### Exercise description
Within the records below, find each line that holds the string "this", then copy it.

### Information provided
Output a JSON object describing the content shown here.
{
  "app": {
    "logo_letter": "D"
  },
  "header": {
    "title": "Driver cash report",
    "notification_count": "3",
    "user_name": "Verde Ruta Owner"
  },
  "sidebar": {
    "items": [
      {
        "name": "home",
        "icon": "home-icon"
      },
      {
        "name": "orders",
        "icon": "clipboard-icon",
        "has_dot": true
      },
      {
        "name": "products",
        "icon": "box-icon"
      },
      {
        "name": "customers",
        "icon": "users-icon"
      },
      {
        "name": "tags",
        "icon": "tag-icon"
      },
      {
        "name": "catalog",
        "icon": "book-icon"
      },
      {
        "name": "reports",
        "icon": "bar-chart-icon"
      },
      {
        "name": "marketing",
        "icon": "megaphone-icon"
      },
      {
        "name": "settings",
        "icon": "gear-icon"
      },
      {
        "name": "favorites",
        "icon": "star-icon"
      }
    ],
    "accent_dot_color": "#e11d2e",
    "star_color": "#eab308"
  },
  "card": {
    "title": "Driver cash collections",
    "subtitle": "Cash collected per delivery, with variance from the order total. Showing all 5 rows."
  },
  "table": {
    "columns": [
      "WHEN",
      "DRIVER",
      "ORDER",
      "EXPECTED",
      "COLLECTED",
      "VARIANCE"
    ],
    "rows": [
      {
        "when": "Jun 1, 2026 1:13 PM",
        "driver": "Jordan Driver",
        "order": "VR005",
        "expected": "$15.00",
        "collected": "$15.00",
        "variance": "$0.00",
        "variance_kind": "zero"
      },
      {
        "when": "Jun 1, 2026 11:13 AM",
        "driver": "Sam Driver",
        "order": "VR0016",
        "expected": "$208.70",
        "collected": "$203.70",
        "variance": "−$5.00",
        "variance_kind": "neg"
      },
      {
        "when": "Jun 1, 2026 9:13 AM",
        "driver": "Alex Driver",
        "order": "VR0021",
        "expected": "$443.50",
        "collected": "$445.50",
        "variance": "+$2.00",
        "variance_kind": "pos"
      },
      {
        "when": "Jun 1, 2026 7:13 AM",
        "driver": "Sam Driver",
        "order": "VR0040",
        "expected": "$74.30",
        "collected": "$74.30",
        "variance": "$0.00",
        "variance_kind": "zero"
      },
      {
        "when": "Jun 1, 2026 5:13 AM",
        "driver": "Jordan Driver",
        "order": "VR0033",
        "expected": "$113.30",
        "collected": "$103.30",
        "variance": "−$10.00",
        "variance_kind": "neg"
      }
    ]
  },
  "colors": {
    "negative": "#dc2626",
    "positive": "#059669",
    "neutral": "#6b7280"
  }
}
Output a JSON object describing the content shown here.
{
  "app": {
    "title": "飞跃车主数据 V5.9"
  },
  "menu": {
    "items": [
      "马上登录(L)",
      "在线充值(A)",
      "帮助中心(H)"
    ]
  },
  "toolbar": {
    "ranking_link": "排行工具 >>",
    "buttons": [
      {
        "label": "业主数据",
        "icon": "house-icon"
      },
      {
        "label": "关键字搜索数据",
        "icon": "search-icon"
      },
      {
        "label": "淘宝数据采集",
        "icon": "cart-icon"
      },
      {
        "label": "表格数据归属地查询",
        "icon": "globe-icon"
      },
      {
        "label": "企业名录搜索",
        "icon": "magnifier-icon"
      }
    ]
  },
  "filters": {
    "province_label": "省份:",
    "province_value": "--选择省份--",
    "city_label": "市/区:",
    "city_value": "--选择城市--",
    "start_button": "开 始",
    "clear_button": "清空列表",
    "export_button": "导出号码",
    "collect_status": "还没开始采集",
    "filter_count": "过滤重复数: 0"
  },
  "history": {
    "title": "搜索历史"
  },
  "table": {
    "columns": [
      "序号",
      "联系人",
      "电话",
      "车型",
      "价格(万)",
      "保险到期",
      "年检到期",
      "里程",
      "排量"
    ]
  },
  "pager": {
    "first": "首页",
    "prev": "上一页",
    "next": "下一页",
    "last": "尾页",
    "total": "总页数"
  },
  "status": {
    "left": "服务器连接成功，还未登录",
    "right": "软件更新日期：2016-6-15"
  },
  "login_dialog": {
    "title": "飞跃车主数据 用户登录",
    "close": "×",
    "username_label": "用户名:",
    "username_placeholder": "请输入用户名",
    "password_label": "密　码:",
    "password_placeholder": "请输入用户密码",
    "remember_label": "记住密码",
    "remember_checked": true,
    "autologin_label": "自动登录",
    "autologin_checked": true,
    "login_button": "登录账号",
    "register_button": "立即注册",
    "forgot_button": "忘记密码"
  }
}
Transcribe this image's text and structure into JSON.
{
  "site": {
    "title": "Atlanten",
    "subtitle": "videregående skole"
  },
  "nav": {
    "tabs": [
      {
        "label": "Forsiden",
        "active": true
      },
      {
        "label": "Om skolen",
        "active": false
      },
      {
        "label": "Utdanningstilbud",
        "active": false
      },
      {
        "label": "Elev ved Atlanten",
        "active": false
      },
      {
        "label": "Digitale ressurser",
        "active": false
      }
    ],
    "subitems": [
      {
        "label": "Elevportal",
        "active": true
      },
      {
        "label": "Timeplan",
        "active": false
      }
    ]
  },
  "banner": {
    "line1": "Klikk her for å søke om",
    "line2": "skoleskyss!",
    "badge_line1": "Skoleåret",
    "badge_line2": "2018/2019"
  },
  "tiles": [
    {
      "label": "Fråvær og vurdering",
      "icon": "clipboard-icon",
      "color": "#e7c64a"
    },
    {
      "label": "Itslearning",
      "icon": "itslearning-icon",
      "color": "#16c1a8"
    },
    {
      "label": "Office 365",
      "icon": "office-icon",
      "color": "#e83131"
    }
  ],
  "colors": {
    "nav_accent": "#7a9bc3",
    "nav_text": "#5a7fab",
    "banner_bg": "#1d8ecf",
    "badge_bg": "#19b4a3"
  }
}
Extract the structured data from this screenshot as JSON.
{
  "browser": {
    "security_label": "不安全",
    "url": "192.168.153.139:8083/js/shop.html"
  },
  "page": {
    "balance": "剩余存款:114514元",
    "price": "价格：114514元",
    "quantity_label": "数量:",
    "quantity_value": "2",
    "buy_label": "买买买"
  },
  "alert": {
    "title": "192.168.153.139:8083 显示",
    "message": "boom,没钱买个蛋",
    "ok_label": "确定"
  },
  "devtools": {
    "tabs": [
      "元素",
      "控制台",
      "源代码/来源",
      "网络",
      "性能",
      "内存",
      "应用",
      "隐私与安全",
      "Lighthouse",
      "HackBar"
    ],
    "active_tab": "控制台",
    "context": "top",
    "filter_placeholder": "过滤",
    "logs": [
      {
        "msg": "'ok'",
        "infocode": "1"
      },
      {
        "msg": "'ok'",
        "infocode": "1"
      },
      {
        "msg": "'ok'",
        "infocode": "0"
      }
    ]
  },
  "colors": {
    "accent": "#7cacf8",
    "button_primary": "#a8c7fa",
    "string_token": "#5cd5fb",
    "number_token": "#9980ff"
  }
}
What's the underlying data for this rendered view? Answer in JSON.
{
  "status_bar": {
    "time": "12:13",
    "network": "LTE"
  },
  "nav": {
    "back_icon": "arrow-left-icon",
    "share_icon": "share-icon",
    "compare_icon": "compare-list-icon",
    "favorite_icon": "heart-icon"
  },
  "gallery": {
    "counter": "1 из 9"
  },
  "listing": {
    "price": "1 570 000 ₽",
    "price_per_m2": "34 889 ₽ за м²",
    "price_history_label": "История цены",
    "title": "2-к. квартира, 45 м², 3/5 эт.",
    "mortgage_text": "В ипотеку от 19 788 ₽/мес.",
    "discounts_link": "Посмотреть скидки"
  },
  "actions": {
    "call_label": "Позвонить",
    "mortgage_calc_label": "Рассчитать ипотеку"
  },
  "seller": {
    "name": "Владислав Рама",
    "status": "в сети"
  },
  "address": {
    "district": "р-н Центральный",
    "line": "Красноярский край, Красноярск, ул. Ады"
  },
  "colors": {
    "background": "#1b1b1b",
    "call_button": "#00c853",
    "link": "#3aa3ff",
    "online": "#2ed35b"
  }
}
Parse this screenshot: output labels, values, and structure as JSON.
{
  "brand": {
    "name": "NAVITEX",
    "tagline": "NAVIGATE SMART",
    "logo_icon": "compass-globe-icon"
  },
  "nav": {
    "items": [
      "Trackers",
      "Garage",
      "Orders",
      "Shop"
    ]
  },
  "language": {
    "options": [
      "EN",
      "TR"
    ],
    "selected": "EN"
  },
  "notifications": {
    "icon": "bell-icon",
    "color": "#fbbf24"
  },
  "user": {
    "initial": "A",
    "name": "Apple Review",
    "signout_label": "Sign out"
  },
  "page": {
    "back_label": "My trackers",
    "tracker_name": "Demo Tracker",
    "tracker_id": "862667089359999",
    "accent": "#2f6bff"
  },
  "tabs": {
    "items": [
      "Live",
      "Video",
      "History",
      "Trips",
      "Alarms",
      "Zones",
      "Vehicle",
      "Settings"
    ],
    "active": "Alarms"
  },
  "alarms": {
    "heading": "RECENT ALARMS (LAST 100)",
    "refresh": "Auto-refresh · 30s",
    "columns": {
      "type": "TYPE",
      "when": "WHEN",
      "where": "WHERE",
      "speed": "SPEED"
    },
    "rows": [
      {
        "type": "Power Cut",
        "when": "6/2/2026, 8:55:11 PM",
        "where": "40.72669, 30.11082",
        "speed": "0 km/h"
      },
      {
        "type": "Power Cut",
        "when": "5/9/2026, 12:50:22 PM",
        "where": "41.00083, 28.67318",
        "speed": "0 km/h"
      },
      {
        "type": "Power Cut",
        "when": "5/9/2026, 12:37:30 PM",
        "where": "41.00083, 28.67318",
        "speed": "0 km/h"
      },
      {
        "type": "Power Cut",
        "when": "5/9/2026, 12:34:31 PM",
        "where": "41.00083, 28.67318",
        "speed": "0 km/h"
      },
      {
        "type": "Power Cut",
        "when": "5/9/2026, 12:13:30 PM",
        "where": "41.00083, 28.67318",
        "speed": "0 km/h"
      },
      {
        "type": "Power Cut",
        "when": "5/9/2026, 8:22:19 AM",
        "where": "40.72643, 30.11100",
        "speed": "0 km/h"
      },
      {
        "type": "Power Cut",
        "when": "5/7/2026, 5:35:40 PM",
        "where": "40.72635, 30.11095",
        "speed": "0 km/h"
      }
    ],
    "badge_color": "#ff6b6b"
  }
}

### Correct answer
Transcribe this image's text and structure into JSON.
Extract the structured data from this screenshot as JSON.
What's the underlying data for this rendered view? Answer in JSON.
Parse this screenshot: output labels, values, and structure as JSON.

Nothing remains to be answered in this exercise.